Data excerpts
— Start —
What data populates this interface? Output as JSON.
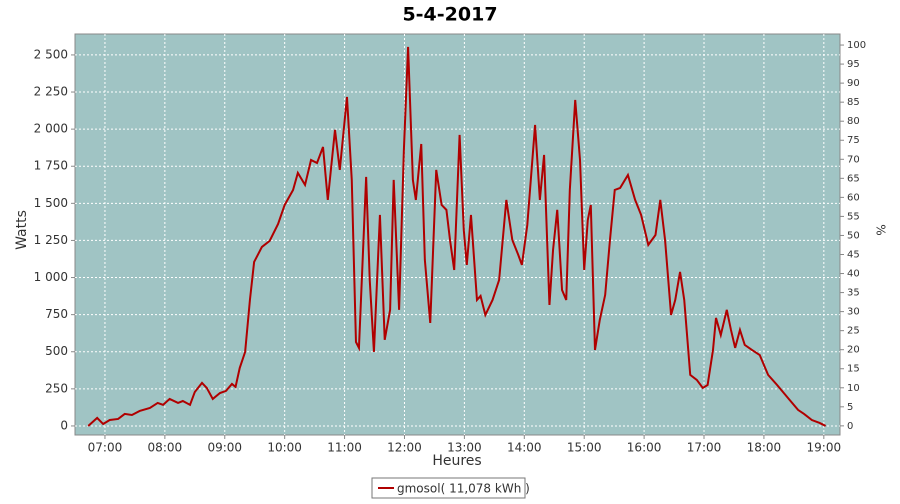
{
  "chart_data": {
    "type": "line",
    "title": "5-4-2017",
    "x_label": "Heures",
    "y_label": "Watts",
    "y2_label": "%",
    "x": [
      6.72,
      6.87,
      6.97,
      7.08,
      7.22,
      7.33,
      7.45,
      7.58,
      7.75,
      7.88,
      7.97,
      8.08,
      8.22,
      8.3,
      8.42,
      8.5,
      8.62,
      8.7,
      8.8,
      8.92,
      9.02,
      9.12,
      9.18,
      9.25,
      9.34,
      9.42,
      9.49,
      9.62,
      9.75,
      9.89,
      10.0,
      10.14,
      10.22,
      10.34,
      10.44,
      10.54,
      10.64,
      10.72,
      10.84,
      10.92,
      11.04,
      11.12,
      11.19,
      11.24,
      11.36,
      11.42,
      11.49,
      11.59,
      11.67,
      11.76,
      11.82,
      11.91,
      11.99,
      12.06,
      12.14,
      12.19,
      12.28,
      12.34,
      12.43,
      12.53,
      12.62,
      12.7,
      12.76,
      12.83,
      12.92,
      12.99,
      13.04,
      13.11,
      13.21,
      13.27,
      13.35,
      13.47,
      13.58,
      13.7,
      13.8,
      13.9,
      13.96,
      14.05,
      14.18,
      14.26,
      14.33,
      14.42,
      14.48,
      14.55,
      14.63,
      14.7,
      14.76,
      14.85,
      14.93,
      15.0,
      15.06,
      15.11,
      15.18,
      15.26,
      15.35,
      15.43,
      15.51,
      15.6,
      15.73,
      15.85,
      15.95,
      16.07,
      16.19,
      16.27,
      16.35,
      16.45,
      16.52,
      16.6,
      16.67,
      16.77,
      16.88,
      16.98,
      17.06,
      17.15,
      17.2,
      17.28,
      17.38,
      17.45,
      17.52,
      17.6,
      17.68,
      17.8,
      17.93,
      18.07,
      18.22,
      18.43,
      18.57,
      18.67,
      18.8,
      18.93,
      19.03
    ],
    "series": [
      {
        "name": "gmosol( 11,078 kWh )",
        "color": "#b00000",
        "values": [
          0,
          54,
          13,
          40,
          47,
          81,
          74,
          101,
          121,
          155,
          142,
          182,
          155,
          168,
          142,
          229,
          290,
          256,
          182,
          222,
          236,
          283,
          263,
          391,
          499,
          849,
          1105,
          1206,
          1247,
          1361,
          1489,
          1590,
          1705,
          1624,
          1792,
          1772,
          1880,
          1523,
          1995,
          1725,
          2217,
          1658,
          566,
          526,
          1678,
          984,
          499,
          1422,
          580,
          782,
          1658,
          782,
          1860,
          2554,
          1658,
          1523,
          1900,
          1119,
          694,
          1725,
          1489,
          1456,
          1253,
          1051,
          1961,
          1321,
          1085,
          1422,
          849,
          876,
          748,
          849,
          984,
          1523,
          1253,
          1152,
          1085,
          1354,
          2028,
          1523,
          1826,
          815,
          1186,
          1456,
          916,
          849,
          1590,
          2197,
          1792,
          1051,
          1388,
          1489,
          512,
          714,
          883,
          1253,
          1590,
          1604,
          1691,
          1523,
          1422,
          1220,
          1287,
          1523,
          1253,
          748,
          849,
          1038,
          849,
          344,
          310,
          256,
          276,
          512,
          728,
          613,
          782,
          647,
          526,
          647,
          546,
          512,
          478,
          344,
          276,
          175,
          108,
          81,
          40,
          20,
          0
        ]
      }
    ],
    "xlim": [
      6.5,
      19.27
    ],
    "xticks": [
      {
        "value": 7,
        "label": "07:00"
      },
      {
        "value": 8,
        "label": "08:00"
      },
      {
        "value": 9,
        "label": "09:00"
      },
      {
        "value": 10,
        "label": "10:00"
      },
      {
        "value": 11,
        "label": "11:00"
      },
      {
        "value": 12,
        "label": "12:00"
      },
      {
        "value": 13,
        "label": "13:00"
      },
      {
        "value": 14,
        "label": "14:00"
      },
      {
        "value": 15,
        "label": "15:00"
      },
      {
        "value": 16,
        "label": "16:00"
      },
      {
        "value": 17,
        "label": "17:00"
      },
      {
        "value": 18,
        "label": "18:00"
      },
      {
        "value": 19,
        "label": "19:00"
      }
    ],
    "ylim": [
      -61,
      2641
    ],
    "yticks": [
      0,
      250,
      500,
      750,
      {
        "value": 1000,
        "label": "1 000"
      },
      {
        "value": 1250,
        "label": "1 250"
      },
      {
        "value": 1500,
        "label": "1 500"
      },
      {
        "value": 1750,
        "label": "1 750"
      },
      {
        "value": 2000,
        "label": "2 000"
      },
      {
        "value": 2250,
        "label": "2 250"
      },
      {
        "value": 2500,
        "label": "2 500"
      }
    ],
    "y2lim": [
      -2.4,
      102.9
    ],
    "y2ticks": [
      0,
      5,
      10,
      15,
      20,
      25,
      30,
      35,
      40,
      45,
      50,
      55,
      60,
      65,
      70,
      75,
      80,
      85,
      90,
      95,
      100
    ],
    "grid": true,
    "background": "#a0c4c4"
  }
}
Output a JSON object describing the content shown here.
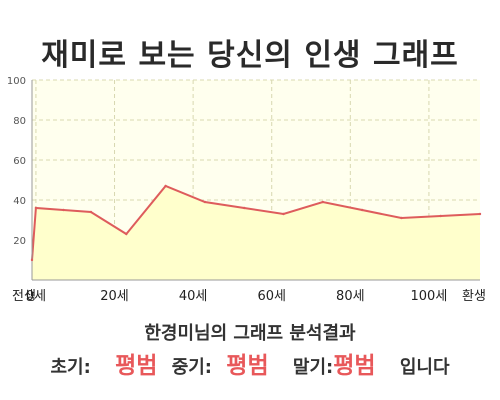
{
  "header": {
    "title": "재미로 보는 당신의 인생 그래프"
  },
  "chart_data": {
    "type": "area",
    "title": "재미로 보는 당신의 인생 그래프",
    "x_tick_labels": [
      "전생",
      "0세",
      "20세",
      "40세",
      "60세",
      "80세",
      "100세",
      "환생"
    ],
    "y_ticks": [
      20,
      40,
      60,
      80,
      100
    ],
    "ylim": [
      0,
      100
    ],
    "points": [
      {
        "x": -1,
        "y": 10
      },
      {
        "x": 0,
        "y": 36
      },
      {
        "x": 7,
        "y": 35
      },
      {
        "x": 14,
        "y": 34
      },
      {
        "x": 23,
        "y": 23
      },
      {
        "x": 33,
        "y": 47
      },
      {
        "x": 43,
        "y": 39
      },
      {
        "x": 53,
        "y": 36
      },
      {
        "x": 63,
        "y": 33
      },
      {
        "x": 73,
        "y": 39
      },
      {
        "x": 83,
        "y": 35
      },
      {
        "x": 93,
        "y": 31
      },
      {
        "x": 103,
        "y": 32
      },
      {
        "x": 113,
        "y": 33
      }
    ],
    "grid": true,
    "colors": {
      "line": "#de5c5c",
      "fill": "#ffffcc",
      "grid": "#d8d8b0"
    }
  },
  "result": {
    "title": "한경미님의 그래프 분석결과",
    "early_label": "초기:",
    "early_value": "평범",
    "mid_label": "중기:",
    "mid_value": "평범",
    "late_label": "말기:",
    "late_value": "평범",
    "suffix": "입니다"
  }
}
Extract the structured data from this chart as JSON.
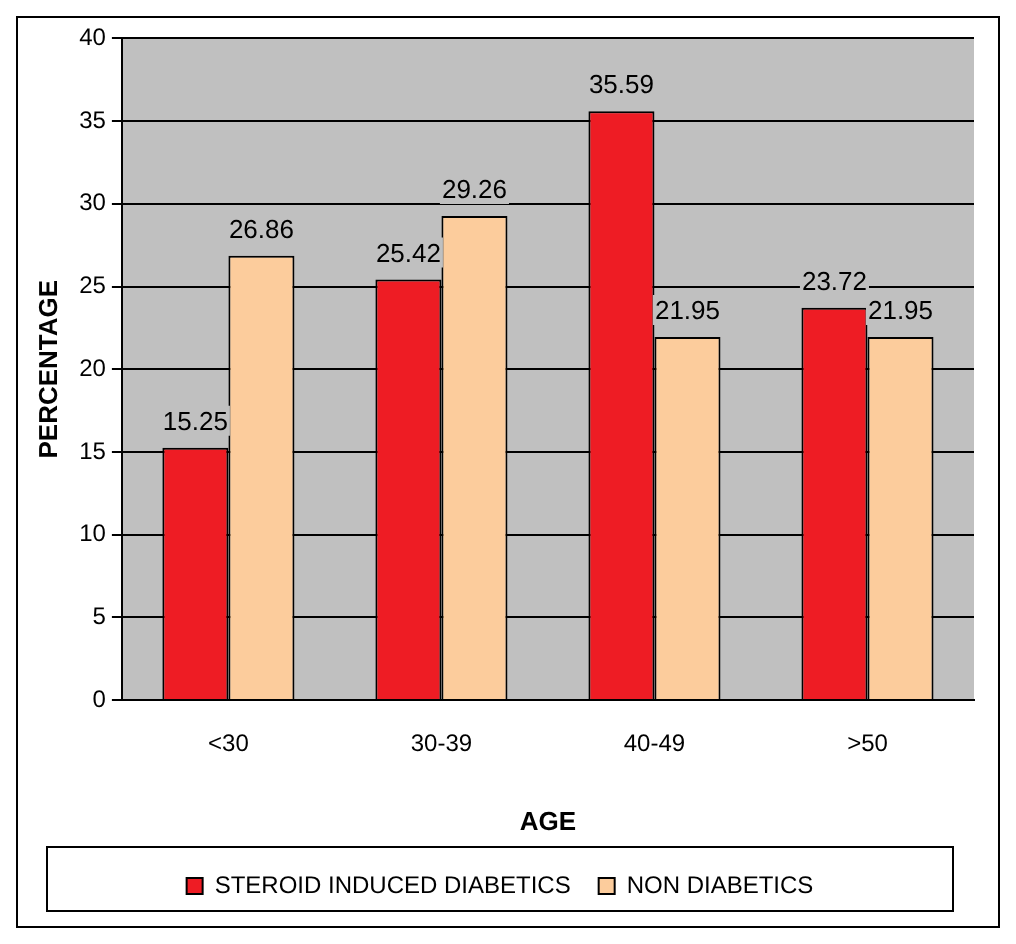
{
  "chart_data": {
    "type": "bar",
    "xlabel": "AGE",
    "ylabel": "PERCENTAGE",
    "categories": [
      "<30",
      "30-39",
      "40-49",
      ">50"
    ],
    "series": [
      {
        "name": "STEROID INDUCED DIABETICS",
        "color": "#ee1c24",
        "values": [
          15.25,
          25.42,
          35.59,
          23.72
        ]
      },
      {
        "name": "NON DIABETICS",
        "color": "#fccc9c",
        "values": [
          26.86,
          29.26,
          21.95,
          21.95
        ]
      }
    ],
    "ylim": [
      0,
      40
    ],
    "yticks": [
      0,
      5,
      10,
      15,
      20,
      25,
      30,
      35,
      40
    ],
    "grid": "y",
    "legend": "bottom",
    "data_labels": true
  }
}
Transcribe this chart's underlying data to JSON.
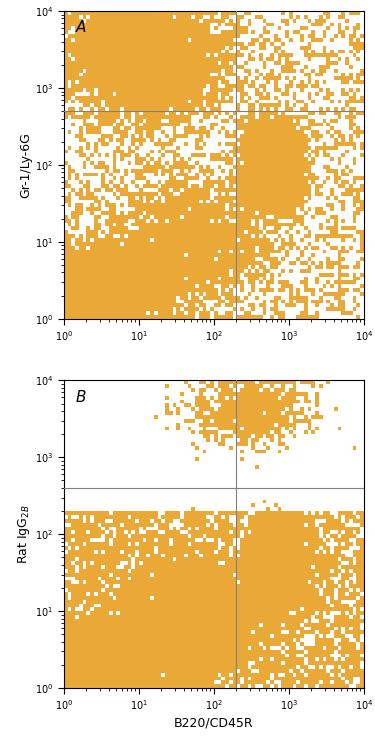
{
  "dot_color": "#E8A020",
  "dot_color_rgb": [
    232,
    160,
    32
  ],
  "bg_color": "#FFFFFF",
  "line_color": "#808080",
  "xlim_log": [
    1,
    10000
  ],
  "ylim_log": [
    1,
    10000
  ],
  "xlabel": "B220/CD45R",
  "ylabel_A": "Gr-1/Ly-6G",
  "ylabel_B": "Rat IgG$_{2B}$",
  "label_A": "A",
  "label_B": "B",
  "quadrant_x_A": 200,
  "quadrant_y_A": 500,
  "quadrant_x_B": 200,
  "quadrant_y_B": 400,
  "n_points_A": 25000,
  "n_points_B": 30000,
  "seed_A": 42,
  "seed_B": 99,
  "tick_fontsize": 7,
  "label_fontsize": 9,
  "panel_label_fontsize": 11,
  "grid_bins": 80
}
— End —
The task
Identify each line in the entries with the word "JSON" and copy it.

Correct output
What data populates this interface? Output as JSON.
Output a JSON object describing the content shown here.
Extract the structured data from this chart as JSON.
Transcribe this chart's underlying data to JSON.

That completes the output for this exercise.